▸ **Given task**
Output every entry below verbatim, line for line, with the pictures omitted.

[Extracted data entries]
Begin

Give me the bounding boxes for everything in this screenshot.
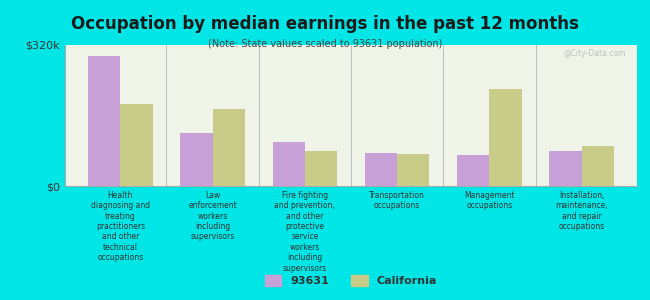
- Bar: [582, 146, 614, 186]
- Bar: [365, 153, 397, 186]
- Bar: [305, 151, 337, 186]
- Text: @City-Data.com: @City-Data.com: [563, 49, 625, 58]
- Bar: [457, 155, 489, 186]
- Bar: [213, 109, 245, 186]
- Bar: [397, 154, 430, 186]
- Text: Occupation by median earnings in the past 12 months: Occupation by median earnings in the pas…: [71, 15, 579, 33]
- Bar: [549, 151, 582, 186]
- Bar: [180, 133, 213, 186]
- Bar: [272, 142, 305, 186]
- Bar: [489, 89, 522, 186]
- Legend: 93631, California: 93631, California: [261, 270, 441, 290]
- Bar: [120, 104, 153, 186]
- Bar: [88, 56, 120, 186]
- Text: (Note: State values scaled to 93631 population): (Note: State values scaled to 93631 popu…: [208, 39, 442, 49]
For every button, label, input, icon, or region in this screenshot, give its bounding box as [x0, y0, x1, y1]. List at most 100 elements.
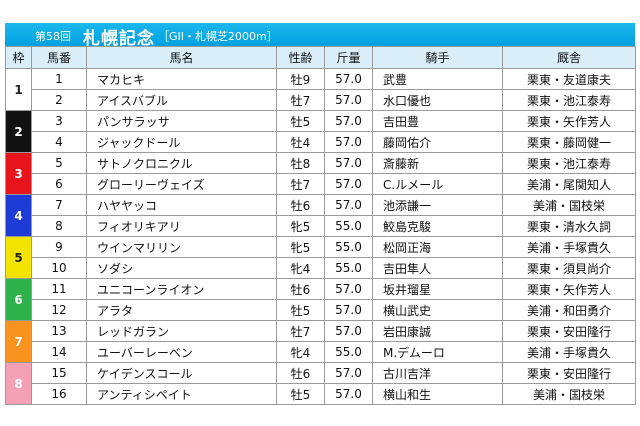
carried-weight: 57.0: [324, 320, 373, 342]
horse-name: ケイデンスコール: [86, 362, 277, 384]
waku-cell: 2: [5, 110, 32, 153]
horse-number: 3: [31, 110, 87, 132]
carried-weight: 55.0: [324, 341, 373, 363]
race-name: 札幌記念: [83, 29, 155, 49]
carried-weight: 57.0: [324, 152, 373, 174]
horse-number: 15: [31, 362, 87, 384]
jockey-name: 坂井瑠星: [372, 278, 503, 300]
sex-age: 牡5: [276, 383, 325, 405]
sex-age: 牝5: [276, 236, 325, 258]
waku-cell: 3: [5, 152, 32, 195]
horse-number: 4: [31, 131, 87, 153]
sex-age: 牡5: [276, 299, 325, 321]
table-row: 2 アイスバブル 牡7 57.0 水口優也 栗東・池江泰寿: [6, 89, 636, 111]
table-row: 4 7 ハヤヤッコ 牡6 57.0 池添謙一 美浦・国枝栄: [5, 194, 636, 237]
trainer-name: 栗東・池江泰寿: [502, 89, 636, 111]
col-number: 馬番: [31, 46, 87, 69]
table-row: 3 5 サトノクロニクル 牡8 57.0 斎藤新 栗東・池江泰寿: [5, 152, 636, 195]
carried-weight: 55.0: [324, 236, 373, 258]
sex-age: 牡5: [276, 110, 325, 132]
trainer-name: 栗東・矢作芳人: [502, 110, 636, 132]
jockey-name: 松岡正海: [372, 236, 503, 258]
trainer-name: 美浦・尾関知人: [502, 173, 636, 195]
waku-cell: 1: [5, 68, 32, 111]
sex-age: 牝4: [276, 257, 325, 279]
sex-age: 牡6: [276, 362, 325, 384]
sex-age: 牡6: [276, 278, 325, 300]
trainer-name: 栗東・清水久詞: [502, 215, 636, 237]
trainer-name: 栗東・須貝尚介: [502, 257, 636, 279]
trainer-name: 栗東・矢作芳人: [502, 278, 636, 300]
carried-weight: 57.0: [324, 383, 373, 405]
race-grade: ［GII・札幌芝2000m］: [158, 30, 278, 43]
horse-number: 1: [31, 68, 87, 90]
carried-weight: 57.0: [324, 299, 373, 321]
horse-name: マカヒキ: [86, 68, 277, 90]
table-row: 16 アンティシペイト 牡5 57.0 横山和生 美浦・国枝栄: [6, 383, 636, 405]
horse-number: 14: [31, 341, 87, 363]
col-weight: 斤量: [324, 46, 373, 69]
table-row: 5 9 ウインマリリン 牝5 55.0 松岡正海 美浦・手塚貴久: [5, 236, 636, 279]
jockey-name: 横山武史: [372, 299, 503, 321]
sex-age: 牡7: [276, 320, 325, 342]
horse-name: アイスバブル: [86, 89, 277, 111]
horse-number: 9: [31, 236, 87, 258]
table-row: 2 3 パンサラッサ 牡5 57.0 吉田豊 栗東・矢作芳人: [5, 110, 636, 153]
horse-number: 8: [31, 215, 87, 237]
trainer-name: 美浦・手塚貴久: [502, 341, 636, 363]
table-row: 8 フィオリキアリ 牝5 55.0 鮫島克駿 栗東・清水久詞: [6, 215, 636, 237]
jockey-name: 吉田隼人: [372, 257, 503, 279]
carried-weight: 57.0: [324, 68, 373, 90]
horse-name: アラタ: [86, 299, 277, 321]
horse-number: 6: [31, 173, 87, 195]
trainer-name: 栗東・友道康夫: [502, 68, 636, 90]
col-sex-age: 性齢: [276, 46, 325, 69]
col-waku: 枠: [5, 46, 32, 69]
jockey-name: 池添謙一: [372, 194, 503, 216]
jockey-name: 藤岡佑介: [372, 131, 503, 153]
horse-name: アンティシペイト: [86, 383, 277, 405]
race-banner: 第58回 札幌記念 ［GII・札幌芝2000m］: [5, 23, 635, 49]
carried-weight: 57.0: [324, 89, 373, 111]
trainer-name: 美浦・国枝栄: [502, 194, 636, 216]
trainer-name: 栗東・安田隆行: [502, 320, 636, 342]
sex-age: 牝5: [276, 215, 325, 237]
col-horse: 馬名: [86, 46, 277, 69]
trainer-name: 美浦・国枝栄: [502, 383, 636, 405]
sex-age: 牝4: [276, 341, 325, 363]
jockey-name: 斎藤新: [372, 152, 503, 174]
table-row: 7 13 レッドガラン 牡7 57.0 岩田康誠 栗東・安田隆行: [5, 320, 636, 363]
horse-name: ユニコーンライオン: [86, 278, 277, 300]
table-row: 6 グローリーヴェイズ 牡7 57.0 C.ルメール 美浦・尾関知人: [6, 173, 636, 195]
sex-age: 牡4: [276, 131, 325, 153]
sex-age: 牡8: [276, 152, 325, 174]
carried-weight: 57.0: [324, 278, 373, 300]
trainer-name: 美浦・手塚貴久: [502, 236, 636, 258]
horse-name: ユーバーレーベン: [86, 341, 277, 363]
jockey-name: M.デムーロ: [372, 341, 503, 363]
horse-number: 13: [31, 320, 87, 342]
horse-number: 5: [31, 152, 87, 174]
horse-name: サトノクロニクル: [86, 152, 277, 174]
horse-name: ウインマリリン: [86, 236, 277, 258]
carried-weight: 57.0: [324, 131, 373, 153]
table-row: 10 ソダシ 牝4 55.0 吉田隼人 栗東・須貝尚介: [6, 257, 636, 279]
trainer-name: 栗東・安田隆行: [502, 362, 636, 384]
waku-cell: 6: [5, 278, 32, 321]
carried-weight: 57.0: [324, 173, 373, 195]
sex-age: 牡6: [276, 194, 325, 216]
table-row: 12 アラタ 牡5 57.0 横山武史 美浦・和田勇介: [6, 299, 636, 321]
horse-name: ハヤヤッコ: [86, 194, 277, 216]
table-row: 1 1 マカヒキ 牡9 57.0 武豊 栗東・友道康夫: [5, 68, 636, 111]
jockey-name: C.ルメール: [372, 173, 503, 195]
horse-number: 11: [31, 278, 87, 300]
horse-name: フィオリキアリ: [86, 215, 277, 237]
table-row: 4 ジャックドール 牡4 57.0 藤岡佑介 栗東・藤岡健一: [6, 131, 636, 153]
horse-number: 16: [31, 383, 87, 405]
header-row: 枠 馬番 馬名 性齢 斤量 騎手 厩舎: [5, 46, 636, 69]
carried-weight: 55.0: [324, 215, 373, 237]
waku-cell: 5: [5, 236, 32, 279]
horse-name: ソダシ: [86, 257, 277, 279]
sex-age: 牡7: [276, 173, 325, 195]
jockey-name: 鮫島克駿: [372, 215, 503, 237]
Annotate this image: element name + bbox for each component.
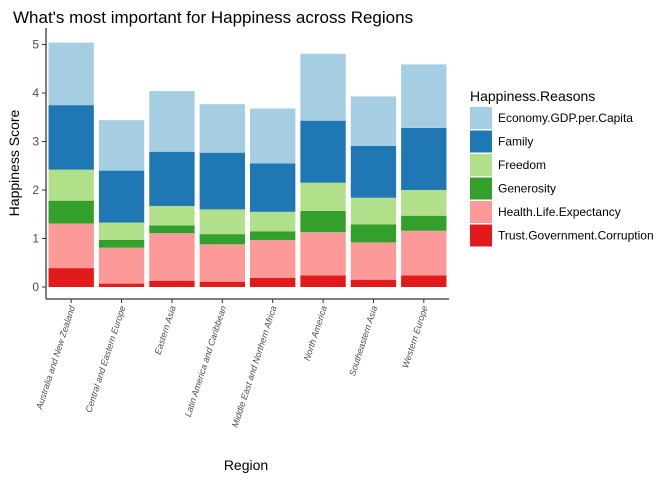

End

▸ **Solution to this problem**
Give me the bounding boxes for everything in this screenshot.
- Bar: [582, 146, 614, 186]
- Bar: [365, 153, 397, 186]
- Bar: [305, 151, 337, 186]
- Text: @City-Data.com: @City-Data.com: [563, 49, 625, 58]
- Bar: [457, 155, 489, 186]
- Bar: [213, 109, 245, 186]
- Bar: [397, 154, 430, 186]
- Text: Occupation by median earnings in the past 12 months: Occupation by median earnings in the pas…: [71, 15, 579, 33]
- Bar: [549, 151, 582, 186]
- Bar: [180, 133, 213, 186]
- Bar: [272, 142, 305, 186]
- Bar: [489, 89, 522, 186]
- Legend: 93631, California: 93631, California: [261, 270, 441, 290]
- Bar: [120, 104, 153, 186]
- Bar: [88, 56, 120, 186]
- Text: (Note: State values scaled to 93631 population): (Note: State values scaled to 93631 popu…: [208, 39, 442, 49]
For every button, label, input, icon, or region in this screenshot, give its bounding box as [x0, y0, x1, y1]. List at most 100 elements.
carried-weight: 57.0: [324, 320, 373, 342]
horse-name: ケイデンスコール: [86, 362, 277, 384]
waku-cell: 2: [5, 110, 32, 153]
horse-number: 3: [31, 110, 87, 132]
carried-weight: 55.0: [324, 341, 373, 363]
race-name: 札幌記念: [83, 29, 155, 49]
carried-weight: 57.0: [324, 152, 373, 174]
horse-number: 15: [31, 362, 87, 384]
jockey-name: 坂井瑠星: [372, 278, 503, 300]
sex-age: 牡5: [276, 383, 325, 405]
sex-age: 牝5: [276, 236, 325, 258]
waku-cell: 3: [5, 152, 32, 195]
horse-number: 4: [31, 131, 87, 153]
sex-age: 牡5: [276, 299, 325, 321]
table-row: 2 アイスバブル 牡7 57.0 水口優也 栗東・池江泰寿: [6, 89, 636, 111]
table-row: 4 7 ハヤヤッコ 牡6 57.0 池添謙一 美浦・国枝栄: [5, 194, 636, 237]
trainer-name: 栗東・池江泰寿: [502, 89, 636, 111]
col-number: 馬番: [31, 46, 87, 69]
table-row: 3 5 サトノクロニクル 牡8 57.0 斎藤新 栗東・池江泰寿: [5, 152, 636, 195]
carried-weight: 55.0: [324, 236, 373, 258]
sex-age: 牡5: [276, 110, 325, 132]
trainer-name: 栗東・矢作芳人: [502, 110, 636, 132]
jockey-name: 松岡正海: [372, 236, 503, 258]
trainer-name: 美浦・尾関知人: [502, 173, 636, 195]
waku-cell: 1: [5, 68, 32, 111]
sex-age: 牝4: [276, 257, 325, 279]
sex-age: 牡6: [276, 362, 325, 384]
sex-age: 牡6: [276, 278, 325, 300]
trainer-name: 栗東・清水久詞: [502, 215, 636, 237]
trainer-name: 栗東・須貝尚介: [502, 257, 636, 279]
trainer-name: 栗東・矢作芳人: [502, 278, 636, 300]
carried-weight: 57.0: [324, 383, 373, 405]
race-grade: ［GII・札幌芝2000m］: [158, 30, 278, 43]
horse-number: 1: [31, 68, 87, 90]
carried-weight: 57.0: [324, 299, 373, 321]
horse-name: マカヒキ: [86, 68, 277, 90]
table-row: 16 アンティシペイト 牡5 57.0 横山和生 美浦・国枝栄: [6, 383, 636, 405]
horse-number: 14: [31, 341, 87, 363]
col-weight: 斤量: [324, 46, 373, 69]
table-row: 5 9 ウインマリリン 牝5 55.0 松岡正海 美浦・手塚貴久: [5, 236, 636, 279]
jockey-name: 横山武史: [372, 299, 503, 321]
sex-age: 牡7: [276, 320, 325, 342]
horse-name: アイスバブル: [86, 89, 277, 111]
horse-number: 9: [31, 236, 87, 258]
table-row: 2 3 パンサラッサ 牡5 57.0 吉田豊 栗東・矢作芳人: [5, 110, 636, 153]
horse-number: 8: [31, 215, 87, 237]
trainer-name: 美浦・手塚貴久: [502, 341, 636, 363]
table-row: 8 フィオリキアリ 牝5 55.0 鮫島克駿 栗東・清水久詞: [6, 215, 636, 237]
jockey-name: 吉田隼人: [372, 257, 503, 279]
carried-weight: 57.0: [324, 68, 373, 90]
horse-name: アラタ: [86, 299, 277, 321]
horse-number: 6: [31, 173, 87, 195]
trainer-name: 栗東・友道康夫: [502, 68, 636, 90]
col-sex-age: 性齢: [276, 46, 325, 69]
col-waku: 枠: [5, 46, 32, 69]
jockey-name: 池添謙一: [372, 194, 503, 216]
jockey-name: 藤岡佑介: [372, 131, 503, 153]
horse-name: アンティシペイト: [86, 383, 277, 405]
race-banner: 第58回 札幌記念 ［GII・札幌芝2000m］: [5, 23, 635, 49]
carried-weight: 57.0: [324, 89, 373, 111]
trainer-name: 美浦・国枝栄: [502, 194, 636, 216]
trainer-name: 栗東・安田隆行: [502, 320, 636, 342]
sex-age: 牝5: [276, 215, 325, 237]
col-horse: 馬名: [86, 46, 277, 69]
trainer-name: 美浦・国枝栄: [502, 383, 636, 405]
sex-age: 牝4: [276, 341, 325, 363]
jockey-name: 斎藤新: [372, 152, 503, 174]
table-row: 7 13 レッドガラン 牡7 57.0 岩田康誠 栗東・安田隆行: [5, 320, 636, 363]
horse-name: ユニコーンライオン: [86, 278, 277, 300]
table-row: 6 グローリーヴェイズ 牡7 57.0 C.ルメール 美浦・尾関知人: [6, 173, 636, 195]
sex-age: 牡4: [276, 131, 325, 153]
sex-age: 牡8: [276, 152, 325, 174]
carried-weight: 57.0: [324, 278, 373, 300]
trainer-name: 美浦・手塚貴久: [502, 236, 636, 258]
horse-name: ユーバーレーベン: [86, 341, 277, 363]
jockey-name: M.デムーロ: [372, 341, 503, 363]
horse-number: 13: [31, 320, 87, 342]
horse-number: 5: [31, 152, 87, 174]
horse-name: サトノクロニクル: [86, 152, 277, 174]
horse-name: ウインマリリン: [86, 236, 277, 258]
carried-weight: 57.0: [324, 131, 373, 153]
table-row: 10 ソダシ 牝4 55.0 吉田隼人 栗東・須貝尚介: [6, 257, 636, 279]
trainer-name: 栗東・安田隆行: [502, 362, 636, 384]
waku-cell: 6: [5, 278, 32, 321]
carried-weight: 57.0: [324, 173, 373, 195]
sex-age: 牡6: [276, 194, 325, 216]
table-row: 12 アラタ 牡5 57.0 横山武史 美浦・和田勇介: [6, 299, 636, 321]
horse-name: ハヤヤッコ: [86, 194, 277, 216]
table-row: 1 1 マカヒキ 牡9 57.0 武豊 栗東・友道康夫: [5, 68, 636, 111]
jockey-name: C.ルメール: [372, 173, 503, 195]
horse-number: 11: [31, 278, 87, 300]
horse-name: フィオリキアリ: [86, 215, 277, 237]
table-row: 4 ジャックドール 牡4 57.0 藤岡佑介 栗東・藤岡健一: [6, 131, 636, 153]
horse-number: 16: [31, 383, 87, 405]
header-row: 枠 馬番 馬名 性齢 斤量 騎手 厩舎: [5, 46, 636, 69]
carried-weight: 55.0: [324, 215, 373, 237]
waku-cell: 5: [5, 236, 32, 279]
horse-name: ソダシ: [86, 257, 277, 279]
sex-age: 牡7: [276, 173, 325, 195]
jockey-name: 鮫島克駿: [372, 215, 503, 237]
Annotate this image: element name + bbox for each component.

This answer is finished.